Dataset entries
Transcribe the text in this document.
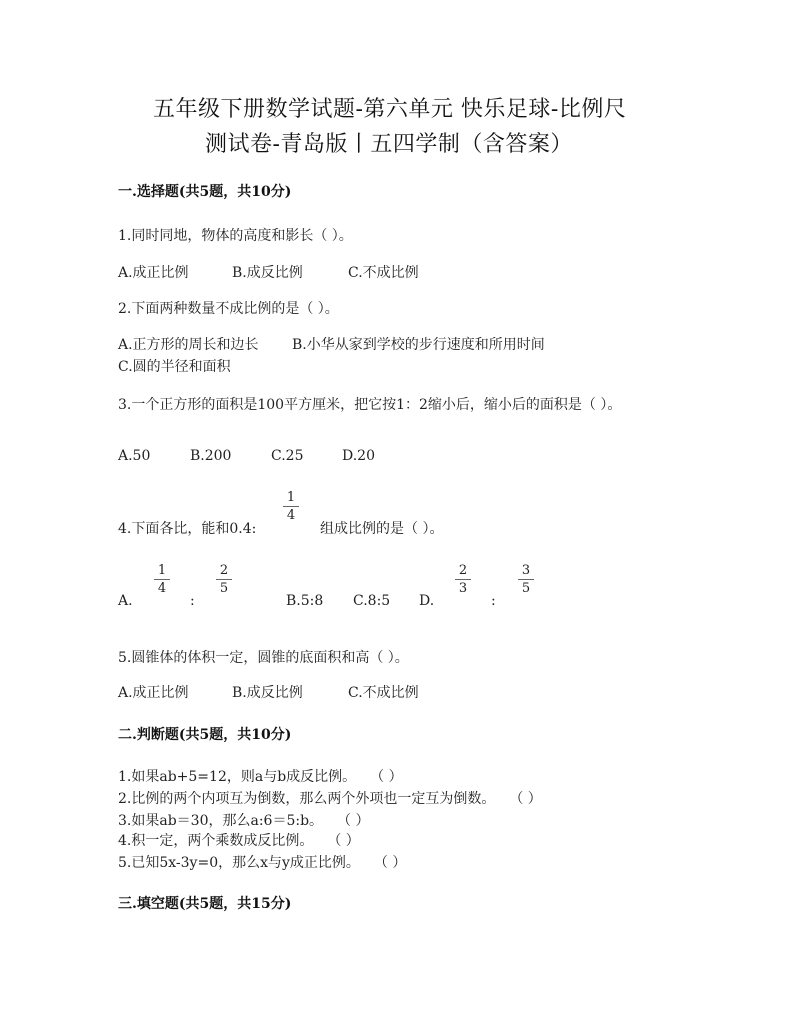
五年级下册数学试题-第六单元 快乐足球-比例尺
测试卷-青岛版丨五四学制（含答案）
一.选择题(共5题，共10分)
1.同时同地，物体的高度和影长（ ）。
A.成正比例	B.成反比例	C.不成比例
2.下面两种数量不成比例的是（ ）。
A.正方形的周长和边长 B.小华从家到学校的步行速度和所用时间
C.圆的半径和面积
3.一个正方形的面积是100平方厘米，把它按1：2缩小后，缩小后的面积是（ ）。
A.50	B.200	C.25	D.20
4.下面各比，能和0.4:
1
4
组成比例的是（ ）。
A.
1
4
:
2
5
B.5:8 C.8:5 D.
2
3
:
3
5
5.圆锥体的体积一定，圆锥的底面积和高（ ）。
A.成正比例	B.成反比例	C.不成比例
二.判断题(共5题，共10分)
1.如果ab+5=12，则a与b成反比例。　　（ ）
2.比例的两个内项互为倒数，那么两个外项也一定互为倒数。　　（ ）
3.如果ab＝30，那么a:6＝5:b。　　（ ）
4.积一定，两个乘数成反比例。　　（ ）
5.已知5x-3y=0，那么x与y成正比例。　　（ ）
三.填空题(共5题，共15分)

WHAT YOU SHOULD DO: Quote the entries above word for word. Leave the images out.

OUTPUT FOR THIS TASK:
Transcribe the text in this document.
五年级下册数学试题-第六单元 快乐足球-比例尺
测试卷-青岛版丨五四学制（含答案）
一.选择题(共5题，共10分)
1.同时同地，物体的高度和影长（ ）。
A.成正比例	B.成反比例	C.不成比例
2.下面两种数量不成比例的是（ ）。
A.正方形的周长和边长 B.小华从家到学校的步行速度和所用时间
C.圆的半径和面积
3.一个正方形的面积是100平方厘米，把它按1：2缩小后，缩小后的面积是（ ）。
A.50	B.200	C.25	D.20
4.下面各比，能和0.4:
1
4
组成比例的是（ ）。
A.
1
4
:
2
5
B.5:8 C.8:5 D.
2
3
:
3
5
5.圆锥体的体积一定，圆锥的底面积和高（ ）。
A.成正比例	B.成反比例	C.不成比例
二.判断题(共5题，共10分)
1.如果ab+5=12，则a与b成反比例。　　（ ）
2.比例的两个内项互为倒数，那么两个外项也一定互为倒数。　　（ ）
3.如果ab＝30，那么a:6＝5:b。　　（ ）
4.积一定，两个乘数成反比例。　　（ ）
5.已知5x-3y=0，那么x与y成正比例。　　（ ）
三.填空题(共5题，共15分)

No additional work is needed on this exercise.